Document extract -
____________________
An eerie, raspy voice on the other end said, “This is your mother”.

I hung up.

I would certainly chalk this up to a wrong number or a prank call. And normally, I would have at least responded with “You have the wrong number” before hanging up.

But I am in the process of having my memoir published – my memoir that is about my alienation from my now dead mother. So I was a little spooked.

Life is spooky sometimes. My childhood was spooky. When your loving mother disappears without a trace, it’s weird, confusing, scary. When something so enormous happens, so life-altering, you may even spend a good part of your life seeking answers, or writing about it.

And much of your life may still be beautiful, with love and purpose and work; perhaps with children and grandchildren of your own and getting to witness the unfolding of their own precious lives; with sunshine and boat rides and birthday cakes and long walks and long hugs; with meaningful conversation and special dinners and tears and stressors and pure joy. All of that and so much more.

But through all of it, something will keep calling you back to the seeking and the writing and the Truth. For me, that something is my mother.

“This is your mother”, said the voice on the phone.

And so it is.

Minimal Monday

What I love most about a minimalist philosophy is that it can cover our inner and outer worlds, our belongings, habits, thoughts and defenses. It is not a mindset in adding, doing, changing, but rather one of uncovering. Simplifying is subtractive, not additive. It is stopping the critical thoughts, removing what is blocking your innate joy, peace, and authentic self.

Here is an analogy: If your diet was poor and it caused your body to feel bad, and so you added some healthy food on top of your daily junk food, that would not solve the problem. But if you first eliminated what was making you feel unwell, you’d start to feel better pretty quickly. That is an oversimplification, but you get the idea.

There is so much information available on how to improve ourselves, and information is good. But it also makes it easy to busy ourselves with strategies and distractions while avoiding what we need to stop doing, saying, thinking, judging, avoiding.

I think we are already amazing, powerful, creative and good. We just have to remove all that stands between us and our true selves.
____________________
Dataset rows -
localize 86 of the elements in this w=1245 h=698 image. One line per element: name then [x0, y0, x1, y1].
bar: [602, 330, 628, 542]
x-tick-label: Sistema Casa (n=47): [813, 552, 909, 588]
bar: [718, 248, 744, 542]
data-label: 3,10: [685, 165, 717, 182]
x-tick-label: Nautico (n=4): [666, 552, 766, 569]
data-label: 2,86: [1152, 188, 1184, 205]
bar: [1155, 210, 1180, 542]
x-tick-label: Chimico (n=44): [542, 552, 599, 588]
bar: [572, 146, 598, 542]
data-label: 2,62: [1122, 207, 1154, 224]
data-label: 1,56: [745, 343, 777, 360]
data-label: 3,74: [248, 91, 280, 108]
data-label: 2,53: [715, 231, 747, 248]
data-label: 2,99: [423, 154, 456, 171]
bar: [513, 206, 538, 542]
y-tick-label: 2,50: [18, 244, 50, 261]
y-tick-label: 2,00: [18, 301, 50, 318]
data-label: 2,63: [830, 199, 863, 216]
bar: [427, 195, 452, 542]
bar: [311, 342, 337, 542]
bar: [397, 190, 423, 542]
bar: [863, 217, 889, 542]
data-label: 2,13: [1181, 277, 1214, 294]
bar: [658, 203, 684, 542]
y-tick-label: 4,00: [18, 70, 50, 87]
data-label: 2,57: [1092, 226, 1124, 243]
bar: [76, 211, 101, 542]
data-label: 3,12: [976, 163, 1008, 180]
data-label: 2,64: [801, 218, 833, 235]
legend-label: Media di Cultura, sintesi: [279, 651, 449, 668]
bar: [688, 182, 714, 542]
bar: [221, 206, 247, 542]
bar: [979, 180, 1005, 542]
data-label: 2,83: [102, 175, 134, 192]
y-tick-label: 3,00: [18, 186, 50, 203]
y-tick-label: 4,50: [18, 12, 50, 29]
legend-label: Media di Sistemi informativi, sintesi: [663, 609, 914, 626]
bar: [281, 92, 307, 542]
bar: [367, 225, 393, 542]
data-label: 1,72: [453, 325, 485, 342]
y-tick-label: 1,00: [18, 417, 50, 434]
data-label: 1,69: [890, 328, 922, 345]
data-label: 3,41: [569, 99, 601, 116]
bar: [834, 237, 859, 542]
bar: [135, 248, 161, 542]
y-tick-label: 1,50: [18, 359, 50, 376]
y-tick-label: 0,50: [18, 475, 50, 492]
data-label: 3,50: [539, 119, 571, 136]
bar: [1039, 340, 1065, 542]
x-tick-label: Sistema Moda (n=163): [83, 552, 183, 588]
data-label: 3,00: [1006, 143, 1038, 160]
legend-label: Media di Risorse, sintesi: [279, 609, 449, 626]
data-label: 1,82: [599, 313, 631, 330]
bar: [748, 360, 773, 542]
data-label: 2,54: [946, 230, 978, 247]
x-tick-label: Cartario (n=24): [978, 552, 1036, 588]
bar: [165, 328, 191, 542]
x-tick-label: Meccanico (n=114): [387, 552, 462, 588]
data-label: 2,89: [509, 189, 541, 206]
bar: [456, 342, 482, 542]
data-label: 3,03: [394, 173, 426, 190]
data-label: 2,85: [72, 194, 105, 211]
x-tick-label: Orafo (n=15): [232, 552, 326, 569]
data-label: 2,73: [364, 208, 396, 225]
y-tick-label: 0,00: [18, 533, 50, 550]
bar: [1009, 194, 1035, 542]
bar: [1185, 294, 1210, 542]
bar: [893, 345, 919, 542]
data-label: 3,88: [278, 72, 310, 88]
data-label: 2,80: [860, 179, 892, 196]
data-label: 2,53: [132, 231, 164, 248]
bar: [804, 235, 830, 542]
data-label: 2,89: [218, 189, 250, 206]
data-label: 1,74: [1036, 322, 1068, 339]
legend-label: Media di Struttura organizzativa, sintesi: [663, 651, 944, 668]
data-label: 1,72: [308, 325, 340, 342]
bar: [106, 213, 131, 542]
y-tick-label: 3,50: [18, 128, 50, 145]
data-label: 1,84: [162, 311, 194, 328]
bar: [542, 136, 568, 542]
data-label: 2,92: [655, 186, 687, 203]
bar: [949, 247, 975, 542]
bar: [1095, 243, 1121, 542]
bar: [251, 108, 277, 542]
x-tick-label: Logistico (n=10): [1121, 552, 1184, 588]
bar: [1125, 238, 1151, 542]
____________________
In the essay above, transcribe everything from "And much of" down to "on the phone." word for word.

And much of your life may still be beautiful, with love and purpose and work; perhaps with children and grandchildren of your own and getting to witness the unfolding of their own precious lives; with sunshine and boat rides and birthday cakes and long walks and long hugs; with meaningful conversation and special dinners and tears and stressors and pure joy. All of that and so much more.

But through all of it, something will keep calling you back to the seeking and the writing and the Truth. For me, that something is my mother.

“This is your mother”, said the voice on the phone.